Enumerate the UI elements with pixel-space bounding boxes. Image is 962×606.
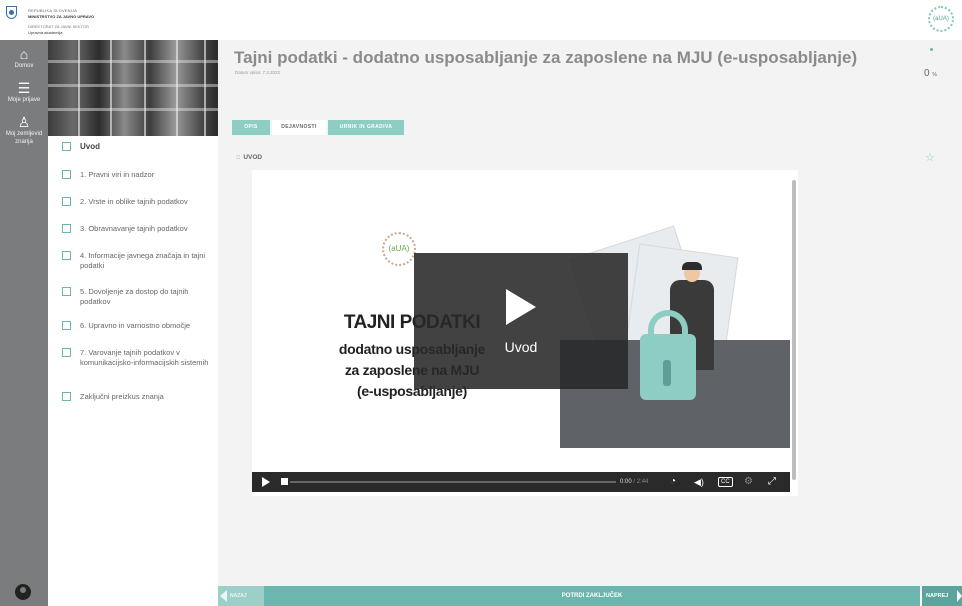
logo-line-4: Upravna akademija [28, 30, 63, 35]
home-icon: ⌂ [19, 46, 29, 62]
medal-icon: ♙ [17, 114, 31, 130]
drag-grip-icon[interactable]: :: [236, 154, 240, 161]
main-content: Tajni podatki - dodatno usposabljanje za… [218, 40, 962, 586]
checkbox-icon[interactable] [62, 392, 71, 401]
fullscreen-icon[interactable]: ⤢ [768, 472, 776, 492]
page-title: Tajni podatki - dodatno usposabljanje za… [234, 48, 858, 67]
overlay-label: Uvod [504, 339, 538, 355]
academy-logo[interactable]: (aUA) [928, 6, 954, 32]
scrollbar-thumb[interactable] [792, 180, 796, 480]
ministry-logo[interactable]: REPUBLIKA SLOVENIJA MINISTRSTVO ZA JAVNO… [6, 4, 136, 38]
chapter-list: Uvod 1. Pravni viri in nadzor 2. Vrste i… [48, 136, 218, 586]
person-hair-illustration [682, 262, 702, 270]
seek-handle[interactable] [281, 478, 288, 485]
bottom-nav-bar: NAZAJ POTRDI ZAKLJUČEK NAPREJ [218, 586, 962, 606]
user-avatar-icon[interactable] [15, 584, 31, 600]
settings-gear-icon[interactable]: ⚙ [744, 472, 753, 492]
nav-item-home[interactable]: ⌂ Domov [0, 46, 48, 70]
video-logo: (aUA) [382, 232, 416, 266]
keyhole-icon [663, 360, 671, 386]
volume-icon[interactable]: ◀) [694, 472, 704, 492]
tab-activities[interactable]: DEJAVNOSTI [272, 120, 326, 135]
tab-schedule-materials[interactable]: URNIK IN GRADIVA [328, 120, 404, 135]
top-header: REPUBLIKA SLOVENIJA MINISTRSTVO ZA JAVNO… [0, 0, 962, 40]
checkbox-icon[interactable] [62, 287, 71, 296]
course-cover-image [48, 40, 218, 136]
nav-item-label: Domov [14, 63, 34, 69]
checkbox-icon[interactable] [62, 170, 71, 179]
time-display: 0:00 / 2:44 [620, 479, 649, 485]
checkbox-icon[interactable] [62, 348, 71, 357]
play-icon[interactable] [506, 289, 536, 325]
nav-item-label: Moj zemljevid znanja [5, 131, 43, 145]
nav-item-label: Moje prijave [7, 97, 41, 103]
progress-indicator-icon [930, 48, 933, 51]
progress-percent: 0 % [924, 68, 937, 79]
seek-bar[interactable] [290, 481, 616, 483]
enrollment-date: Datum vpisa: 7.3.2022 [235, 70, 281, 75]
confirm-completion-button[interactable]: POTRDI ZAKLJUČEK [264, 586, 920, 606]
speed-icon[interactable]: ◔ [670, 472, 676, 492]
logo-line-1: REPUBLIKA SLOVENIJA [28, 8, 78, 13]
nav-item-knowledge-map[interactable]: ♙ Moj zemljevid znanja [0, 114, 48, 146]
checkbox-icon[interactable] [62, 321, 71, 330]
nav-item-my-enrollments[interactable]: ☰ Moje prijave [0, 80, 48, 104]
section-heading: :: UVOD [236, 154, 263, 161]
checkbox-icon[interactable] [62, 251, 71, 260]
play-overlay[interactable]: Uvod [414, 253, 628, 389]
checkbox-icon[interactable] [62, 142, 71, 151]
previous-button[interactable]: NAZAJ [218, 586, 264, 606]
captions-button[interactable]: CC [718, 477, 733, 487]
list-icon: ☰ [17, 80, 31, 96]
next-button[interactable]: NAPREJ [920, 586, 962, 606]
logo-line-3: DIREKTORAT ZA JAVNI SEKTOR [28, 24, 89, 29]
slovenia-crest-icon [6, 6, 17, 19]
video-controls: 0:00 / 2:44 ◔ ◀) CC ⚙ ⤢ [252, 472, 790, 492]
star-icon[interactable]: ☆ [925, 151, 935, 164]
video-player[interactable]: (aUA) TAJNI PODATKI dodatno usposabljanj… [252, 170, 798, 496]
logo-line-2: MINISTRSTVO ZA JAVNO UPRAVO [28, 14, 95, 19]
play-button[interactable] [262, 477, 270, 487]
tab-description[interactable]: OPIS [232, 120, 270, 135]
checkbox-icon[interactable] [62, 197, 71, 206]
left-nav: ⌂ Domov ☰ Moje prijave ♙ Moj zemljevid z… [0, 40, 48, 606]
checkbox-icon[interactable] [62, 224, 71, 233]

-.-.-

**Directions**
Update all the items above by changing each "checkbox-icon" to "tick-box-icon", keeping every other line and value unchanged. Leave the pictures out of your answer.

**Complete response**
Enumerate the UI elements with pixel-space bounding boxes. Image is 962×606.
logo-line-4: Upravna akademija [28, 30, 63, 35]
home-icon: ⌂ [19, 46, 29, 62]
medal-icon: ♙ [17, 114, 31, 130]
drag-grip-icon[interactable]: :: [236, 154, 240, 161]
main-content: Tajni podatki - dodatno usposabljanje za… [218, 40, 962, 586]
tick-box-icon[interactable] [62, 392, 71, 401]
fullscreen-icon[interactable]: ⤢ [768, 472, 776, 492]
page-title: Tajni podatki - dodatno usposabljanje za… [234, 48, 858, 67]
overlay-label: Uvod [504, 339, 538, 355]
academy-logo[interactable]: (aUA) [928, 6, 954, 32]
scrollbar-thumb[interactable] [792, 180, 796, 480]
ministry-logo[interactable]: REPUBLIKA SLOVENIJA MINISTRSTVO ZA JAVNO… [6, 4, 136, 38]
chapter-list: Uvod 1. Pravni viri in nadzor 2. Vrste i… [48, 136, 218, 586]
person-hair-illustration [682, 262, 702, 270]
seek-handle[interactable] [281, 478, 288, 485]
bottom-nav-bar: NAZAJ POTRDI ZAKLJUČEK NAPREJ [218, 586, 962, 606]
user-avatar-icon[interactable] [15, 584, 31, 600]
settings-gear-icon[interactable]: ⚙ [744, 472, 753, 492]
nav-item-home[interactable]: ⌂ Domov [0, 46, 48, 70]
video-logo: (aUA) [382, 232, 416, 266]
keyhole-icon [663, 360, 671, 386]
volume-icon[interactable]: ◀) [694, 472, 704, 492]
tab-activities[interactable]: DEJAVNOSTI [272, 120, 326, 135]
tab-schedule-materials[interactable]: URNIK IN GRADIVA [328, 120, 404, 135]
top-header: REPUBLIKA SLOVENIJA MINISTRSTVO ZA JAVNO… [0, 0, 962, 40]
tick-box-icon[interactable] [62, 287, 71, 296]
course-cover-image [48, 40, 218, 136]
nav-item-label: Domov [14, 63, 34, 69]
tick-box-icon[interactable] [62, 170, 71, 179]
time-display: 0:00 / 2:44 [620, 479, 649, 485]
tick-box-icon[interactable] [62, 348, 71, 357]
play-icon[interactable] [506, 289, 536, 325]
nav-item-label: Moj zemljevid znanja [5, 131, 43, 145]
nav-item-label: Moje prijave [7, 97, 41, 103]
progress-indicator-icon [930, 48, 933, 51]
progress-percent: 0 % [924, 68, 937, 79]
seek-bar[interactable] [290, 481, 616, 483]
enrollment-date: Datum vpisa: 7.3.2022 [235, 70, 281, 75]
confirm-completion-button[interactable]: POTRDI ZAKLJUČEK [264, 586, 920, 606]
speed-icon[interactable]: ◔ [670, 472, 676, 492]
logo-line-1: REPUBLIKA SLOVENIJA [28, 8, 78, 13]
nav-item-knowledge-map[interactable]: ♙ Moj zemljevid znanja [0, 114, 48, 146]
tick-box-icon[interactable] [62, 321, 71, 330]
nav-item-my-enrollments[interactable]: ☰ Moje prijave [0, 80, 48, 104]
section-heading: :: UVOD [236, 154, 263, 161]
tick-box-icon[interactable] [62, 251, 71, 260]
play-overlay[interactable]: Uvod [414, 253, 628, 389]
tick-box-icon[interactable] [62, 142, 71, 151]
previous-button[interactable]: NAZAJ [218, 586, 264, 606]
captions-button[interactable]: CC [718, 477, 733, 487]
list-icon: ☰ [17, 80, 31, 96]
next-button[interactable]: NAPREJ [920, 586, 962, 606]
logo-line-3: DIREKTORAT ZA JAVNI SEKTOR [28, 24, 89, 29]
slovenia-crest-icon [6, 6, 17, 19]
video-controls: 0:00 / 2:44 ◔ ◀) CC ⚙ ⤢ [252, 472, 790, 492]
star-icon[interactable]: ☆ [925, 151, 935, 164]
video-player[interactable]: (aUA) TAJNI PODATKI dodatno usposabljanj… [252, 170, 798, 496]
logo-line-2: MINISTRSTVO ZA JAVNO UPRAVO [28, 14, 95, 19]
play-button[interactable] [262, 477, 270, 487]
tab-description[interactable]: OPIS [232, 120, 270, 135]
tick-box-icon[interactable] [62, 197, 71, 206]
left-nav: ⌂ Domov ☰ Moje prijave ♙ Moj zemljevid z… [0, 40, 48, 606]
tick-box-icon[interactable] [62, 224, 71, 233]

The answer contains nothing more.